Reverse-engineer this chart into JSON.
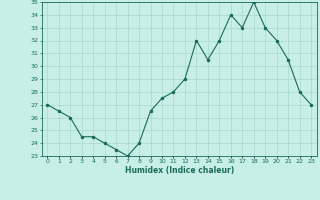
{
  "x": [
    0,
    1,
    2,
    3,
    4,
    5,
    6,
    7,
    8,
    9,
    10,
    11,
    12,
    13,
    14,
    15,
    16,
    17,
    18,
    19,
    20,
    21,
    22,
    23
  ],
  "y": [
    27,
    26.5,
    26,
    24.5,
    24.5,
    24,
    23.5,
    23,
    24,
    26.5,
    27.5,
    28,
    29,
    32,
    30.5,
    32,
    34,
    33,
    35,
    33,
    32,
    30.5,
    28,
    27
  ],
  "title": "",
  "xlabel": "Humidex (Indice chaleur)",
  "ylabel": "",
  "line_color": "#1a6b5a",
  "marker_color": "#1a6b5a",
  "bg_color": "#c8eee8",
  "grid_color": "#aad8d0",
  "ylim": [
    23,
    35
  ],
  "xlim": [
    -0.5,
    23.5
  ],
  "yticks": [
    23,
    24,
    25,
    26,
    27,
    28,
    29,
    30,
    31,
    32,
    33,
    34,
    35
  ],
  "xticks": [
    0,
    1,
    2,
    3,
    4,
    5,
    6,
    7,
    8,
    9,
    10,
    11,
    12,
    13,
    14,
    15,
    16,
    17,
    18,
    19,
    20,
    21,
    22,
    23
  ],
  "xtick_labels": [
    "0",
    "1",
    "2",
    "3",
    "4",
    "5",
    "6",
    "7",
    "8",
    "9",
    "10",
    "11",
    "12",
    "13",
    "14",
    "15",
    "16",
    "17",
    "18",
    "19",
    "20",
    "21",
    "22",
    "23"
  ]
}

^^^^

Repeat the entries exactly and keep the pictures out of the copy.

Reverse-engineer this chart into JSON.
{
  "x": [
    0,
    1,
    2,
    3,
    4,
    5,
    6,
    7,
    8,
    9,
    10,
    11,
    12,
    13,
    14,
    15,
    16,
    17,
    18,
    19,
    20,
    21,
    22,
    23
  ],
  "y": [
    27,
    26.5,
    26,
    24.5,
    24.5,
    24,
    23.5,
    23,
    24,
    26.5,
    27.5,
    28,
    29,
    32,
    30.5,
    32,
    34,
    33,
    35,
    33,
    32,
    30.5,
    28,
    27
  ],
  "title": "",
  "xlabel": "Humidex (Indice chaleur)",
  "ylabel": "",
  "line_color": "#1a6b5a",
  "marker_color": "#1a6b5a",
  "bg_color": "#c8eee8",
  "grid_color": "#aad8d0",
  "ylim": [
    23,
    35
  ],
  "xlim": [
    -0.5,
    23.5
  ],
  "yticks": [
    23,
    24,
    25,
    26,
    27,
    28,
    29,
    30,
    31,
    32,
    33,
    34,
    35
  ],
  "xticks": [
    0,
    1,
    2,
    3,
    4,
    5,
    6,
    7,
    8,
    9,
    10,
    11,
    12,
    13,
    14,
    15,
    16,
    17,
    18,
    19,
    20,
    21,
    22,
    23
  ],
  "xtick_labels": [
    "0",
    "1",
    "2",
    "3",
    "4",
    "5",
    "6",
    "7",
    "8",
    "9",
    "10",
    "11",
    "12",
    "13",
    "14",
    "15",
    "16",
    "17",
    "18",
    "19",
    "20",
    "21",
    "22",
    "23"
  ]
}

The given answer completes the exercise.